>> begin Page text

TODO list for AFL++

Roadmap 2.63

Makefile:

llvm_mode:

using lto + opt to instrument at link time and select basic block IDs that do not result in collisions (Solution for “The far away future”, see bottom of file)

afl-fuzz:

sync_fuzzers(): only masters sync from all, slaves only sync from master (@andrea: be careful, often people run all slaves)
ascii_only mode for mutation output
setting min_len/max_len/start_offset/end_offset limits for mutation output

gcc_plugin:

qemu_mode:

update to 4.x (probably this will be skipped :( )
instrim for QEMU mode via static analysis (with r2pipe? or angr?) Idea: The static analyzer outputs a map in which each edge that must be skipped is marked with 1. QEMU loads it at startup in the parent process.
rename qemu specific envs to AFL_QEMU (AFL_ENTRYPOINT, AFL_CODE_START/END, AFL_COMPCOV_LEVEL?)
add AFL_QEMU_EXITPOINT (maybe multiple?), maybe pointless as we have persistent mode
add/implement AFL_QEMU_INST_LIBLIST and AFL_QEMU_NOINST_PROGRAM
add/implement AFL_QEMU_INST_REGIONS as a list of _START/_END addresses

custom_mutators:

Problem: Average targets (tiff, jpeg, unrar) go through 1500 edges. At afl's default map that means ~16 collisions and ~3 wrappings.

>> end Page text
>> begin Data section

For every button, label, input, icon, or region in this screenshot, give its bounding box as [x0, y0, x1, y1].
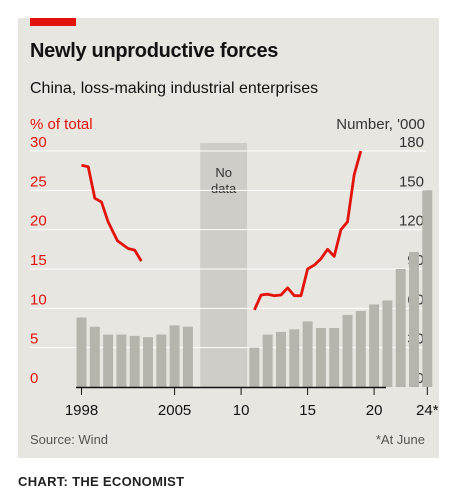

>> end Data section

» **What this exercise asks**:
- 1) In the AFL++ TODO list, which fuzzers should slaves sync from under the planned sync_fuzzers() change?
- 2) Go on with the AFL++ TODO list, starting after its last sentence.

» **Responses for each task**:
- 1) Only from the master.

- 2)
Solution #1: increase map size.
=> speed loss is bad. last resort solution
every +1 decreases fuzzing speed by ~10% and halfs the collisions birthday paradox predicts collisions at this # of edges:
mapsize collisions at speed decrease
2^16 302 0%
2^17 427 10%
2^18 603 25%
2^19 853 43%
2^20 1207 62%
2^21 1706 ?%
2^22 2412 ?%
2^23 3411 ?%
2^24 4823 ?%
Increasing the map is an easy solution but also not a complete and efficient one.
Solution #2: use dynamic map size and collision free basic block IDs
=> This works and is the selected solution
This only works in llvm_mode - obviously.
Solution #3: write instruction pointers to a big shared map
=> Tested and it is a dead end
512kb/1MB shared map and the instrumented code writes the instruction pointer into the map. Map must be big enough but could be command line controlled.
Good: complete coverage information, nothing is lost. choice of analysis impacts speed, but this can be decided by user options
Neutral: a little bit slower but no loss of coverage
Bad: completely changes how afl uses the map and the scheduling. Overall another very good solution, Marc Heuse/vanHauser follows this up
Solution #4: ???
other ideas?